WHAT IS REQUIRED
Please give the entries again in full and exactly, without any picture.

EXTRACTED RECORDS
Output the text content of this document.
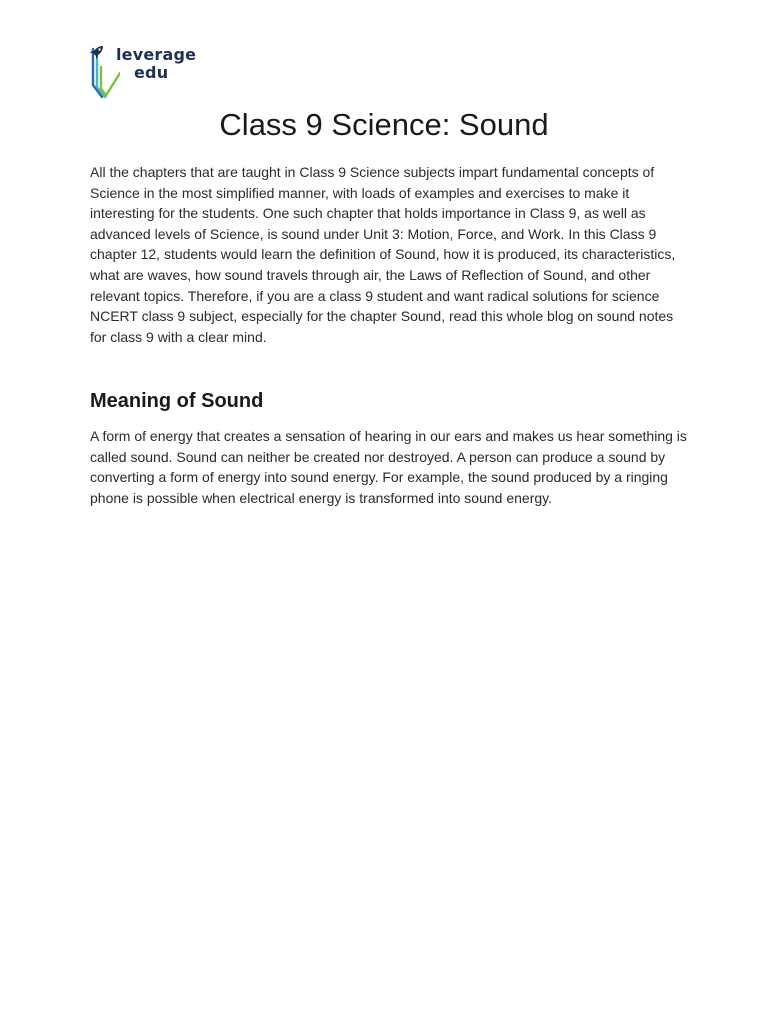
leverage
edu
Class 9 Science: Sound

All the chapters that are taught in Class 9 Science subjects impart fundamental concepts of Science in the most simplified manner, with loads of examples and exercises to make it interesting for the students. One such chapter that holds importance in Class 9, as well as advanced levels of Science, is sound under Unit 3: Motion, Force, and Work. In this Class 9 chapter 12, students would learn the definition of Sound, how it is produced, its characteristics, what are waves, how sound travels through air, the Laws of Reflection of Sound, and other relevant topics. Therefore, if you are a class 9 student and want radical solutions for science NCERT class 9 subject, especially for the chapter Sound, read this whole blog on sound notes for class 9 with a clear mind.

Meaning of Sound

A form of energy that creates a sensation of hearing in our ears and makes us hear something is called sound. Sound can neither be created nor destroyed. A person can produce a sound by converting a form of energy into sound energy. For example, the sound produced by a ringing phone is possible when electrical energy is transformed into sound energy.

WORKED ANSWER
Output the text content of this document.
leverage
edu
Class 9 Science: Sound

All the chapters that are taught in Class 9 Science subjects impart fundamental concepts of Science in the most simplified manner, with loads of examples and exercises to make it interesting for the students. One such chapter that holds importance in Class 9, as well as advanced levels of Science, is sound under Unit 3: Motion, Force, and Work. In this Class 9 chapter 12, students would learn the definition of Sound, how it is produced, its characteristics, what are waves, how sound travels through air, the Laws of Reflection of Sound, and other relevant topics. Therefore, if you are a class 9 student and want radical solutions for science NCERT class 9 subject, especially for the chapter Sound, read this whole blog on sound notes for class 9 with a clear mind.

Meaning of Sound

A form of energy that creates a sensation of hearing in our ears and makes us hear something is called sound. Sound can neither be created nor destroyed. A person can produce a sound by converting a form of energy into sound energy. For example, the sound produced by a ringing phone is possible when electrical energy is transformed into sound energy.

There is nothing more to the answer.